_Short task_
Repeat the records word for word, excluding any picture.

_Task material_
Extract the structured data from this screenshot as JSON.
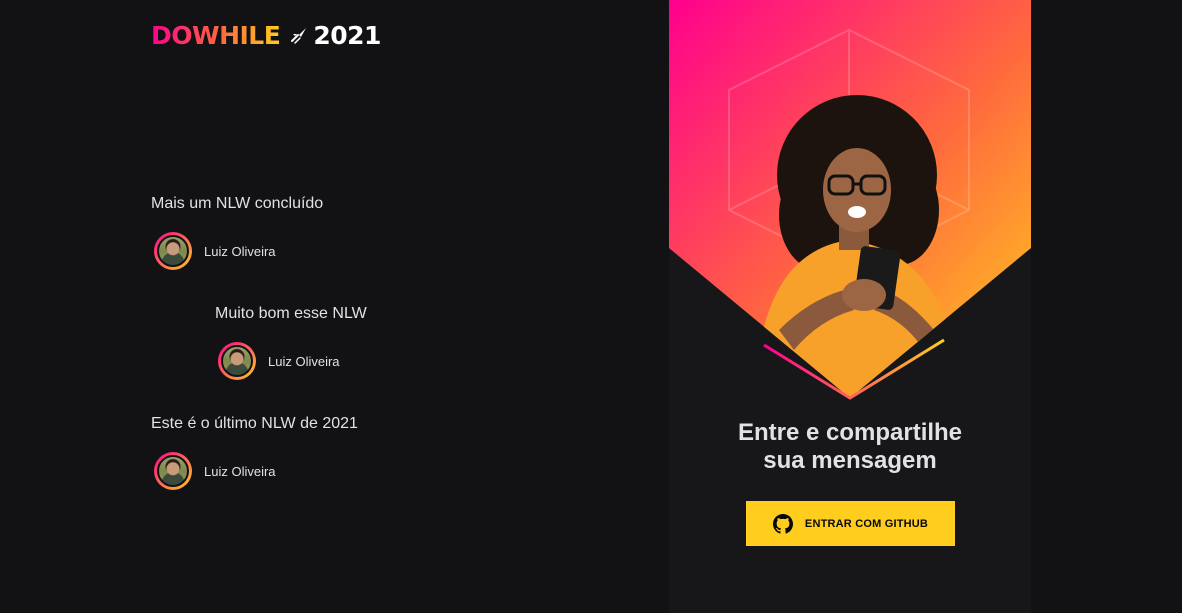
{
  "logo": {
    "brand": "DOWHILE",
    "year": "2021",
    "rocket_icon": "rocket-icon"
  },
  "messages": [
    {
      "text": "Mais um NLW concluído",
      "user": "Luiz Oliveira"
    },
    {
      "text": "Muito bom esse NLW",
      "user": "Luiz Oliveira"
    },
    {
      "text": "Este é o último NLW de 2021",
      "user": "Luiz Oliveira"
    }
  ],
  "signin": {
    "title_line1": "Entre e compartilhe",
    "title_line2": "sua mensagem",
    "button_label": "ENTRAR COM GITHUB",
    "button_icon": "github-icon"
  },
  "colors": {
    "background": "#121214",
    "panel": "#17171a",
    "accent_pink": "#ff008e",
    "accent_orange": "#ff6a3d",
    "accent_yellow": "#ffcd1e",
    "text": "#e1e1e6"
  }
}
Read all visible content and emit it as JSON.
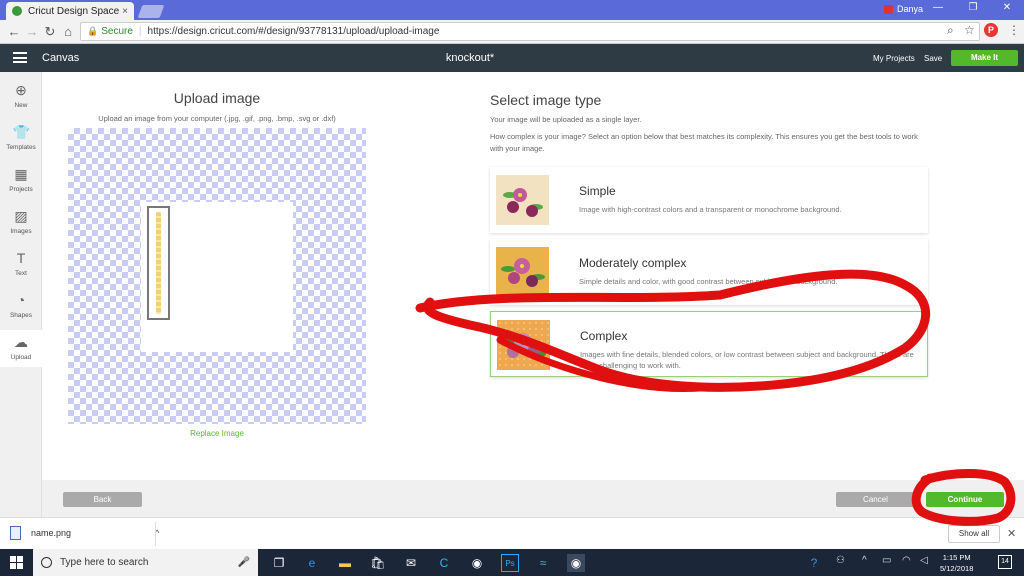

_Answer for the task_
Extract the structured data from this screenshot as JSON.
{
  "logo": {
    "brand": "DOWHILE",
    "year": "2021",
    "rocket_icon": "rocket-icon"
  },
  "messages": [
    {
      "text": "Mais um NLW concluído",
      "user": "Luiz Oliveira"
    },
    {
      "text": "Muito bom esse NLW",
      "user": "Luiz Oliveira"
    },
    {
      "text": "Este é o último NLW de 2021",
      "user": "Luiz Oliveira"
    }
  ],
  "signin": {
    "title_line1": "Entre e compartilhe",
    "title_line2": "sua mensagem",
    "button_label": "ENTRAR COM GITHUB",
    "button_icon": "github-icon"
  },
  "colors": {
    "background": "#121214",
    "panel": "#17171a",
    "accent_pink": "#ff008e",
    "accent_orange": "#ff6a3d",
    "accent_yellow": "#ffcd1e",
    "text": "#e1e1e6"
  }
}
Read all visible content and emit it as JSON.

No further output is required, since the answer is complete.